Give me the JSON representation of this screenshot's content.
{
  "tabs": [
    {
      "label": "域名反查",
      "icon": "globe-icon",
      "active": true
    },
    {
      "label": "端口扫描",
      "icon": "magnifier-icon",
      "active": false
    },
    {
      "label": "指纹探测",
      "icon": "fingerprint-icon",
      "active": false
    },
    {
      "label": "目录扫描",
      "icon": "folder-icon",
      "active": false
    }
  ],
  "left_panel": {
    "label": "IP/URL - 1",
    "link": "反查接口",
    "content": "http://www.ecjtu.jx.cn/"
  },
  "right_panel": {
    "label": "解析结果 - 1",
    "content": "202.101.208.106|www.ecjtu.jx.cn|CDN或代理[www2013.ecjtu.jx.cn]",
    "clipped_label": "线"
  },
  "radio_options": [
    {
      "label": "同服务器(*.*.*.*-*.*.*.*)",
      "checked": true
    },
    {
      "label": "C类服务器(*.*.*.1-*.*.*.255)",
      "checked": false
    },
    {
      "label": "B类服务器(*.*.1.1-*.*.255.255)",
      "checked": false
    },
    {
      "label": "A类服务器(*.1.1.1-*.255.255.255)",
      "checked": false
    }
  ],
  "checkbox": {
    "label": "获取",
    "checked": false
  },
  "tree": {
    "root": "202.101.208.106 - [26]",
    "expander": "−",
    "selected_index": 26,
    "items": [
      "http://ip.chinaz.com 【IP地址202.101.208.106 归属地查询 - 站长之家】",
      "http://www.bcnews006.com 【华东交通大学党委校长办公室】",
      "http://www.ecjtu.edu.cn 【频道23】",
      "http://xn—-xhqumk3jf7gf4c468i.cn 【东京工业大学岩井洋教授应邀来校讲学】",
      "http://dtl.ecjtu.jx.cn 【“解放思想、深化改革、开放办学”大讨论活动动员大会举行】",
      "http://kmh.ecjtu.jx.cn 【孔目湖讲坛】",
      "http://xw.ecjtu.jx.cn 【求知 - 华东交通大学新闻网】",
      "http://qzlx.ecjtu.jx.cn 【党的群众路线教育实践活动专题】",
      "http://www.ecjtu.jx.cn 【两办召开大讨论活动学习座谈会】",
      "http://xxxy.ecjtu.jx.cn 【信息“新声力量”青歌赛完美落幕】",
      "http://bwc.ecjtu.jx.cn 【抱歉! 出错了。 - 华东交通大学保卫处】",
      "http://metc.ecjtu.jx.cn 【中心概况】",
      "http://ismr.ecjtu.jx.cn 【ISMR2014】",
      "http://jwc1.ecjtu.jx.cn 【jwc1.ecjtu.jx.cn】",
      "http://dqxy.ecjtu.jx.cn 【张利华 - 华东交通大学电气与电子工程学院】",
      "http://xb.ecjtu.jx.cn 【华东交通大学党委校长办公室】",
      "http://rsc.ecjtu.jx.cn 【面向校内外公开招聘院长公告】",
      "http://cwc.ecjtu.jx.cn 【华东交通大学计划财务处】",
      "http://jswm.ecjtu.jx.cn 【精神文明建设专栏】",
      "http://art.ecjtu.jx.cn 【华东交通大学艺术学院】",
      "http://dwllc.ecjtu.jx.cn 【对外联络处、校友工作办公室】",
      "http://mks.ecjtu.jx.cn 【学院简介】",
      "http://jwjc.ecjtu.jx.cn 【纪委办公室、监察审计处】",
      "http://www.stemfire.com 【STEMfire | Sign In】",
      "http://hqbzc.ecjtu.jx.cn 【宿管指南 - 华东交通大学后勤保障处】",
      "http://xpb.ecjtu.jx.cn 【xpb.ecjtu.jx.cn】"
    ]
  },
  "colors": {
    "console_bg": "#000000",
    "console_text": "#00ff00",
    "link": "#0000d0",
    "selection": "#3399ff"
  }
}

______________________________

- **Aim**
Return every entry verbatim.

- **Exercise answer**
Give me the JSON representation of this screenshot's content.
{
  "tabs": [
    {
      "label": "域名反查",
      "icon": "globe-icon",
      "active": true
    },
    {
      "label": "端口扫描",
      "icon": "magnifier-icon",
      "active": false
    },
    {
      "label": "指纹探测",
      "icon": "fingerprint-icon",
      "active": false
    },
    {
      "label": "目录扫描",
      "icon": "folder-icon",
      "active": false
    }
  ],
  "left_panel": {
    "label": "IP/URL - 1",
    "link": "反查接口",
    "content": "http://www.ecjtu.jx.cn/"
  },
  "right_panel": {
    "label": "解析结果 - 1",
    "content": "202.101.208.106|www.ecjtu.jx.cn|CDN或代理[www2013.ecjtu.jx.cn]",
    "clipped_label": "线"
  },
  "radio_options": [
    {
      "label": "同服务器(*.*.*.*-*.*.*.*)",
      "checked": true
    },
    {
      "label": "C类服务器(*.*.*.1-*.*.*.255)",
      "checked": false
    },
    {
      "label": "B类服务器(*.*.1.1-*.*.255.255)",
      "checked": false
    },
    {
      "label": "A类服务器(*.1.1.1-*.255.255.255)",
      "checked": false
    }
  ],
  "checkbox": {
    "label": "获取",
    "checked": false
  },
  "tree": {
    "root": "202.101.208.106 - [26]",
    "expander": "−",
    "selected_index": 26,
    "items": [
      "http://ip.chinaz.com 【IP地址202.101.208.106 归属地查询 - 站长之家】",
      "http://www.bcnews006.com 【华东交通大学党委校长办公室】",
      "http://www.ecjtu.edu.cn 【频道23】",
      "http://xn—-xhqumk3jf7gf4c468i.cn 【东京工业大学岩井洋教授应邀来校讲学】",
      "http://dtl.ecjtu.jx.cn 【“解放思想、深化改革、开放办学”大讨论活动动员大会举行】",
      "http://kmh.ecjtu.jx.cn 【孔目湖讲坛】",
      "http://xw.ecjtu.jx.cn 【求知 - 华东交通大学新闻网】",
      "http://qzlx.ecjtu.jx.cn 【党的群众路线教育实践活动专题】",
      "http://www.ecjtu.jx.cn 【两办召开大讨论活动学习座谈会】",
      "http://xxxy.ecjtu.jx.cn 【信息“新声力量”青歌赛完美落幕】",
      "http://bwc.ecjtu.jx.cn 【抱歉! 出错了。 - 华东交通大学保卫处】",
      "http://metc.ecjtu.jx.cn 【中心概况】",
      "http://ismr.ecjtu.jx.cn 【ISMR2014】",
      "http://jwc1.ecjtu.jx.cn 【jwc1.ecjtu.jx.cn】",
      "http://dqxy.ecjtu.jx.cn 【张利华 - 华东交通大学电气与电子工程学院】",
      "http://xb.ecjtu.jx.cn 【华东交通大学党委校长办公室】",
      "http://rsc.ecjtu.jx.cn 【面向校内外公开招聘院长公告】",
      "http://cwc.ecjtu.jx.cn 【华东交通大学计划财务处】",
      "http://jswm.ecjtu.jx.cn 【精神文明建设专栏】",
      "http://art.ecjtu.jx.cn 【华东交通大学艺术学院】",
      "http://dwllc.ecjtu.jx.cn 【对外联络处、校友工作办公室】",
      "http://mks.ecjtu.jx.cn 【学院简介】",
      "http://jwjc.ecjtu.jx.cn 【纪委办公室、监察审计处】",
      "http://www.stemfire.com 【STEMfire | Sign In】",
      "http://hqbzc.ecjtu.jx.cn 【宿管指南 - 华东交通大学后勤保障处】",
      "http://xpb.ecjtu.jx.cn 【xpb.ecjtu.jx.cn】"
    ]
  },
  "colors": {
    "console_bg": "#000000",
    "console_text": "#00ff00",
    "link": "#0000d0",
    "selection": "#3399ff"
  }
}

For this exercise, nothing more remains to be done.